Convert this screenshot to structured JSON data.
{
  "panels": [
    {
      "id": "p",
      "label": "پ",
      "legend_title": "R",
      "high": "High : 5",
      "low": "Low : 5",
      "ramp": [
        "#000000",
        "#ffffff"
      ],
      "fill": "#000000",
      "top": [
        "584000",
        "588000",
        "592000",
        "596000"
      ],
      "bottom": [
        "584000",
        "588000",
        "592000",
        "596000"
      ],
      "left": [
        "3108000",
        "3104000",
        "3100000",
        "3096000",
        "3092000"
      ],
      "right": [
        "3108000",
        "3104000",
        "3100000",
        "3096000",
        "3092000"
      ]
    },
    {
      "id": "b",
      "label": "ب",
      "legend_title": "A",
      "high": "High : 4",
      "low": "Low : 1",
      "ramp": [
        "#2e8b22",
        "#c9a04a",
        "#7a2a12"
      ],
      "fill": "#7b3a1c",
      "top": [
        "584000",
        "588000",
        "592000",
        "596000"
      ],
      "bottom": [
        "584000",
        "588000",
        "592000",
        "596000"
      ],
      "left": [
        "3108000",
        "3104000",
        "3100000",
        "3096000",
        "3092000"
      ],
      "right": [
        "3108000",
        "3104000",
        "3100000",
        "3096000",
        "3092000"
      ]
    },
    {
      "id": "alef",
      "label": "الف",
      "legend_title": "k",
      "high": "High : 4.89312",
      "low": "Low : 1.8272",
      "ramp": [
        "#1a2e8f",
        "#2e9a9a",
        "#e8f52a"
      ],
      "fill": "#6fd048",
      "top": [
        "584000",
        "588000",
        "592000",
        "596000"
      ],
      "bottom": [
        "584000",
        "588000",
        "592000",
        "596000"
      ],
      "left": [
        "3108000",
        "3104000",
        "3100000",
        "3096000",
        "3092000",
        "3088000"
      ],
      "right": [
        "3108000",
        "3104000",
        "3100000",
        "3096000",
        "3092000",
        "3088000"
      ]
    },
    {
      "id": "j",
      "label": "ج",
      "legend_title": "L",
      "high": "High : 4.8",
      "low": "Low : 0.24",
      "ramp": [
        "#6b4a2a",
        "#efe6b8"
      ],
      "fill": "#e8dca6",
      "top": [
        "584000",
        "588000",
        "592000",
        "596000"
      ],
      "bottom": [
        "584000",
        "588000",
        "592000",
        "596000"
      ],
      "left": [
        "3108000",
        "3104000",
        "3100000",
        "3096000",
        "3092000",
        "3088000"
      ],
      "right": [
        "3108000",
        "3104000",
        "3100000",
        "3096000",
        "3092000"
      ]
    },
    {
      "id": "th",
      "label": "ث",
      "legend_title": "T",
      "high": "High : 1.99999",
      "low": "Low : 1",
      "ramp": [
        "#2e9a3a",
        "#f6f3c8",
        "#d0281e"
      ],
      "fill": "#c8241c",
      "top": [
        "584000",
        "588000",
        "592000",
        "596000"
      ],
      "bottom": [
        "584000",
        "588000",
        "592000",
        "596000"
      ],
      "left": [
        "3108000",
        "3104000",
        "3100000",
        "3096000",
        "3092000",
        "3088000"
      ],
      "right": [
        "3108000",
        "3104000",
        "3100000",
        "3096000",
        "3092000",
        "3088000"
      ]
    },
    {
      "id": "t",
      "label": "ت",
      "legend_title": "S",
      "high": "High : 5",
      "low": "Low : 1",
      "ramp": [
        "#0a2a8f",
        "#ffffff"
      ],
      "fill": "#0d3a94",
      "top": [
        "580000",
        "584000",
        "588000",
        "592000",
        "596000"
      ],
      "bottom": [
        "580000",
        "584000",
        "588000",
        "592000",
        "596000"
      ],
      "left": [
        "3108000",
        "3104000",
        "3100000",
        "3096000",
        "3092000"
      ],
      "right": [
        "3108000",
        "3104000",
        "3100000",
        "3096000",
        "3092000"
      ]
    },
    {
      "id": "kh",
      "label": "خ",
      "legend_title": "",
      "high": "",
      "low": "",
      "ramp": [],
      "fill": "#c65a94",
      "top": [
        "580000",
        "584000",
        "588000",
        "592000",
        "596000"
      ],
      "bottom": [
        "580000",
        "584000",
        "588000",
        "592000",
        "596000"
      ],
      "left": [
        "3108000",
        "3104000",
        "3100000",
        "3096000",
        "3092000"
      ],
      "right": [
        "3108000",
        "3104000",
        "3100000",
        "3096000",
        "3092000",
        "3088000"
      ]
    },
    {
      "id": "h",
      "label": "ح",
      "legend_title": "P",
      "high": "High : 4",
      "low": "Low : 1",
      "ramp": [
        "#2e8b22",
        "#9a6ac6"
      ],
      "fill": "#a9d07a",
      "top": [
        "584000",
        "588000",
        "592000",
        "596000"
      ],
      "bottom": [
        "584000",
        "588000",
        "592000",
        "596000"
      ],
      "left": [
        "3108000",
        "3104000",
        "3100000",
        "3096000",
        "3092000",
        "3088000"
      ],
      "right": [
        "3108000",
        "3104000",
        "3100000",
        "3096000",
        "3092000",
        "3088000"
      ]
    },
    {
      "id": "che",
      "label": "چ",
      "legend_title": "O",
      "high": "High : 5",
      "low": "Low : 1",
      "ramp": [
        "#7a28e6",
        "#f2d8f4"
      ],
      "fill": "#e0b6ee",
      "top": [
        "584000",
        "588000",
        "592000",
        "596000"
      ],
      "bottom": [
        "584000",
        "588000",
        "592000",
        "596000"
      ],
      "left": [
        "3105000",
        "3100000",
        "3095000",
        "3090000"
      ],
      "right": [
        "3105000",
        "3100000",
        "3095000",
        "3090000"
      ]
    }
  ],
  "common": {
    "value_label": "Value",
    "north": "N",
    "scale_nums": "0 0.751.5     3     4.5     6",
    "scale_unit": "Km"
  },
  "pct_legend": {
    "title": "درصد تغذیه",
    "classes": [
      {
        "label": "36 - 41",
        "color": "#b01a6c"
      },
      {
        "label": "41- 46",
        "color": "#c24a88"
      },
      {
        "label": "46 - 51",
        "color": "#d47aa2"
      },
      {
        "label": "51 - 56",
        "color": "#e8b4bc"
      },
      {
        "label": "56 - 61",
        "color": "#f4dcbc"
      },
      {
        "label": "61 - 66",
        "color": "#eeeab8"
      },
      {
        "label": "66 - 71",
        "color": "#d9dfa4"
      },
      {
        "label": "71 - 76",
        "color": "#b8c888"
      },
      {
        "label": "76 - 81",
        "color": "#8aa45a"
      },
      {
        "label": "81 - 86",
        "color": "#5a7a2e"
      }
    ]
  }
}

## WHAT IS ASKED
Set down every line of the listing above again, exactly as given.

## OUTPUT BELOW
Convert this screenshot to structured JSON data.
{
  "panels": [
    {
      "id": "p",
      "label": "پ",
      "legend_title": "R",
      "high": "High : 5",
      "low": "Low : 5",
      "ramp": [
        "#000000",
        "#ffffff"
      ],
      "fill": "#000000",
      "top": [
        "584000",
        "588000",
        "592000",
        "596000"
      ],
      "bottom": [
        "584000",
        "588000",
        "592000",
        "596000"
      ],
      "left": [
        "3108000",
        "3104000",
        "3100000",
        "3096000",
        "3092000"
      ],
      "right": [
        "3108000",
        "3104000",
        "3100000",
        "3096000",
        "3092000"
      ]
    },
    {
      "id": "b",
      "label": "ب",
      "legend_title": "A",
      "high": "High : 4",
      "low": "Low : 1",
      "ramp": [
        "#2e8b22",
        "#c9a04a",
        "#7a2a12"
      ],
      "fill": "#7b3a1c",
      "top": [
        "584000",
        "588000",
        "592000",
        "596000"
      ],
      "bottom": [
        "584000",
        "588000",
        "592000",
        "596000"
      ],
      "left": [
        "3108000",
        "3104000",
        "3100000",
        "3096000",
        "3092000"
      ],
      "right": [
        "3108000",
        "3104000",
        "3100000",
        "3096000",
        "3092000"
      ]
    },
    {
      "id": "alef",
      "label": "الف",
      "legend_title": "k",
      "high": "High : 4.89312",
      "low": "Low : 1.8272",
      "ramp": [
        "#1a2e8f",
        "#2e9a9a",
        "#e8f52a"
      ],
      "fill": "#6fd048",
      "top": [
        "584000",
        "588000",
        "592000",
        "596000"
      ],
      "bottom": [
        "584000",
        "588000",
        "592000",
        "596000"
      ],
      "left": [
        "3108000",
        "3104000",
        "3100000",
        "3096000",
        "3092000",
        "3088000"
      ],
      "right": [
        "3108000",
        "3104000",
        "3100000",
        "3096000",
        "3092000",
        "3088000"
      ]
    },
    {
      "id": "j",
      "label": "ج",
      "legend_title": "L",
      "high": "High : 4.8",
      "low": "Low : 0.24",
      "ramp": [
        "#6b4a2a",
        "#efe6b8"
      ],
      "fill": "#e8dca6",
      "top": [
        "584000",
        "588000",
        "592000",
        "596000"
      ],
      "bottom": [
        "584000",
        "588000",
        "592000",
        "596000"
      ],
      "left": [
        "3108000",
        "3104000",
        "3100000",
        "3096000",
        "3092000",
        "3088000"
      ],
      "right": [
        "3108000",
        "3104000",
        "3100000",
        "3096000",
        "3092000"
      ]
    },
    {
      "id": "th",
      "label": "ث",
      "legend_title": "T",
      "high": "High : 1.99999",
      "low": "Low : 1",
      "ramp": [
        "#2e9a3a",
        "#f6f3c8",
        "#d0281e"
      ],
      "fill": "#c8241c",
      "top": [
        "584000",
        "588000",
        "592000",
        "596000"
      ],
      "bottom": [
        "584000",
        "588000",
        "592000",
        "596000"
      ],
      "left": [
        "3108000",
        "3104000",
        "3100000",
        "3096000",
        "3092000",
        "3088000"
      ],
      "right": [
        "3108000",
        "3104000",
        "3100000",
        "3096000",
        "3092000",
        "3088000"
      ]
    },
    {
      "id": "t",
      "label": "ت",
      "legend_title": "S",
      "high": "High : 5",
      "low": "Low : 1",
      "ramp": [
        "#0a2a8f",
        "#ffffff"
      ],
      "fill": "#0d3a94",
      "top": [
        "580000",
        "584000",
        "588000",
        "592000",
        "596000"
      ],
      "bottom": [
        "580000",
        "584000",
        "588000",
        "592000",
        "596000"
      ],
      "left": [
        "3108000",
        "3104000",
        "3100000",
        "3096000",
        "3092000"
      ],
      "right": [
        "3108000",
        "3104000",
        "3100000",
        "3096000",
        "3092000"
      ]
    },
    {
      "id": "kh",
      "label": "خ",
      "legend_title": "",
      "high": "",
      "low": "",
      "ramp": [],
      "fill": "#c65a94",
      "top": [
        "580000",
        "584000",
        "588000",
        "592000",
        "596000"
      ],
      "bottom": [
        "580000",
        "584000",
        "588000",
        "592000",
        "596000"
      ],
      "left": [
        "3108000",
        "3104000",
        "3100000",
        "3096000",
        "3092000"
      ],
      "right": [
        "3108000",
        "3104000",
        "3100000",
        "3096000",
        "3092000",
        "3088000"
      ]
    },
    {
      "id": "h",
      "label": "ح",
      "legend_title": "P",
      "high": "High : 4",
      "low": "Low : 1",
      "ramp": [
        "#2e8b22",
        "#9a6ac6"
      ],
      "fill": "#a9d07a",
      "top": [
        "584000",
        "588000",
        "592000",
        "596000"
      ],
      "bottom": [
        "584000",
        "588000",
        "592000",
        "596000"
      ],
      "left": [
        "3108000",
        "3104000",
        "3100000",
        "3096000",
        "3092000",
        "3088000"
      ],
      "right": [
        "3108000",
        "3104000",
        "3100000",
        "3096000",
        "3092000",
        "3088000"
      ]
    },
    {
      "id": "che",
      "label": "چ",
      "legend_title": "O",
      "high": "High : 5",
      "low": "Low : 1",
      "ramp": [
        "#7a28e6",
        "#f2d8f4"
      ],
      "fill": "#e0b6ee",
      "top": [
        "584000",
        "588000",
        "592000",
        "596000"
      ],
      "bottom": [
        "584000",
        "588000",
        "592000",
        "596000"
      ],
      "left": [
        "3105000",
        "3100000",
        "3095000",
        "3090000"
      ],
      "right": [
        "3105000",
        "3100000",
        "3095000",
        "3090000"
      ]
    }
  ],
  "common": {
    "value_label": "Value",
    "north": "N",
    "scale_nums": "0 0.751.5     3     4.5     6",
    "scale_unit": "Km"
  },
  "pct_legend": {
    "title": "درصد تغذیه",
    "classes": [
      {
        "label": "36 - 41",
        "color": "#b01a6c"
      },
      {
        "label": "41- 46",
        "color": "#c24a88"
      },
      {
        "label": "46 - 51",
        "color": "#d47aa2"
      },
      {
        "label": "51 - 56",
        "color": "#e8b4bc"
      },
      {
        "label": "56 - 61",
        "color": "#f4dcbc"
      },
      {
        "label": "61 - 66",
        "color": "#eeeab8"
      },
      {
        "label": "66 - 71",
        "color": "#d9dfa4"
      },
      {
        "label": "71 - 76",
        "color": "#b8c888"
      },
      {
        "label": "76 - 81",
        "color": "#8aa45a"
      },
      {
        "label": "81 - 86",
        "color": "#5a7a2e"
      }
    ]
  }
}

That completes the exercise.